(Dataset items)
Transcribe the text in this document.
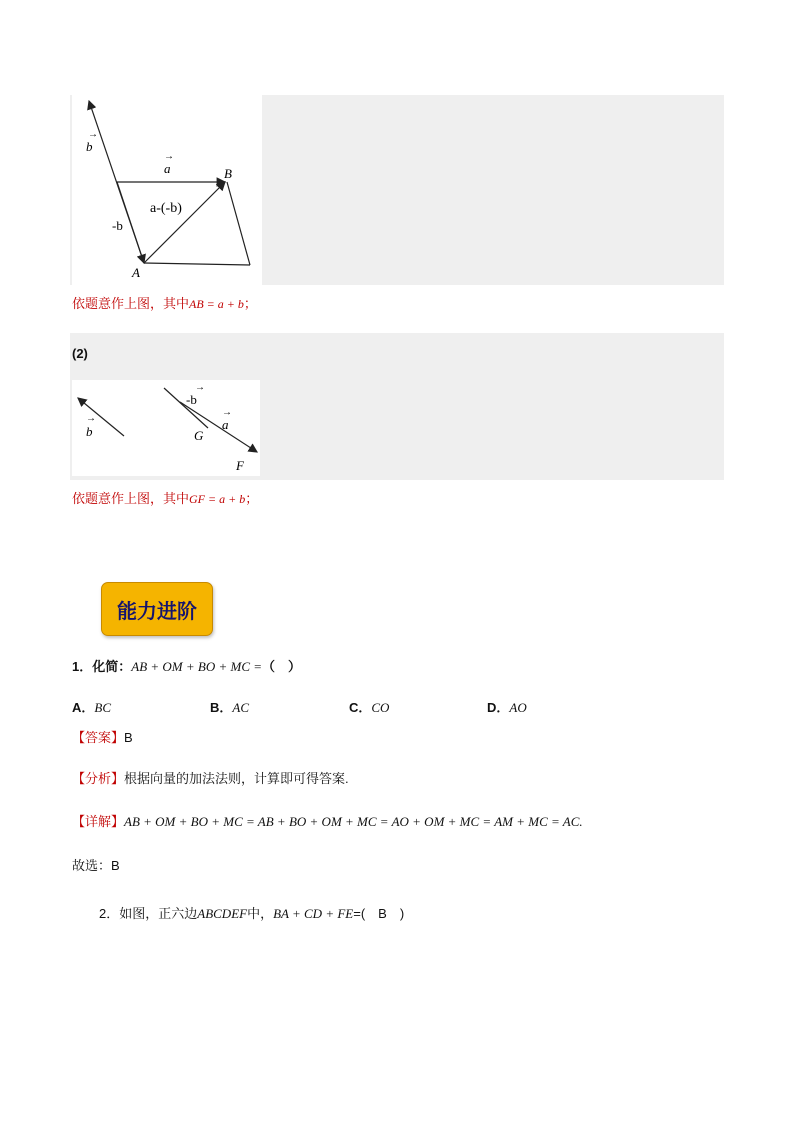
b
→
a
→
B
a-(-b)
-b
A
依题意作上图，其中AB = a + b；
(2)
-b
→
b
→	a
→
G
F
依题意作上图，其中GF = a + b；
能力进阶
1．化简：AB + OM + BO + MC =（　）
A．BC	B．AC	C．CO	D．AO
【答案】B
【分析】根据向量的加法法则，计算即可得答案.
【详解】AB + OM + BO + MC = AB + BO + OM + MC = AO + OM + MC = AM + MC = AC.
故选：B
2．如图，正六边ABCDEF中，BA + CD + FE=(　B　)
* * *
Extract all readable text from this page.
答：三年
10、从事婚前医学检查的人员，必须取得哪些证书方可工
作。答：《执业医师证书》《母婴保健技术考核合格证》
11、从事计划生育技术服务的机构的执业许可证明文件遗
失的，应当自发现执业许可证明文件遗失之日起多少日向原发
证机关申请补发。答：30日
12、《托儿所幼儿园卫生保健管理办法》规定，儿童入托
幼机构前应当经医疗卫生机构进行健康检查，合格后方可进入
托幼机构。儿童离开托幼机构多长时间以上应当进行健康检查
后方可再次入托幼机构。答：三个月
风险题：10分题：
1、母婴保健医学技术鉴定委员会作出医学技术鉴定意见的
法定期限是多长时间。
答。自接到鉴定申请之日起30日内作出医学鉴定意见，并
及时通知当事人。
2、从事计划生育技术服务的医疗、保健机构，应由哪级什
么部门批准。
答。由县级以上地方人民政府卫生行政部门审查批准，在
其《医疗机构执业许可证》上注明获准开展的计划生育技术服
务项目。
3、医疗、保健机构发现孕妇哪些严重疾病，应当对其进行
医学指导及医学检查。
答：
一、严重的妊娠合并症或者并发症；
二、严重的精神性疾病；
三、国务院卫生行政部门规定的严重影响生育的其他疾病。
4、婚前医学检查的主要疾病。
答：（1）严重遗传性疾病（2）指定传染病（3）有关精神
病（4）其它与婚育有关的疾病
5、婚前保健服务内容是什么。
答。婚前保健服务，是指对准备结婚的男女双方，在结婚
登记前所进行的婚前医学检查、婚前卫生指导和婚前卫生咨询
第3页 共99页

### The request
Find the lines above that contain the word "this" and collect them.

### Task output
Transcribe the text in this document.
Extract all readable text from this page.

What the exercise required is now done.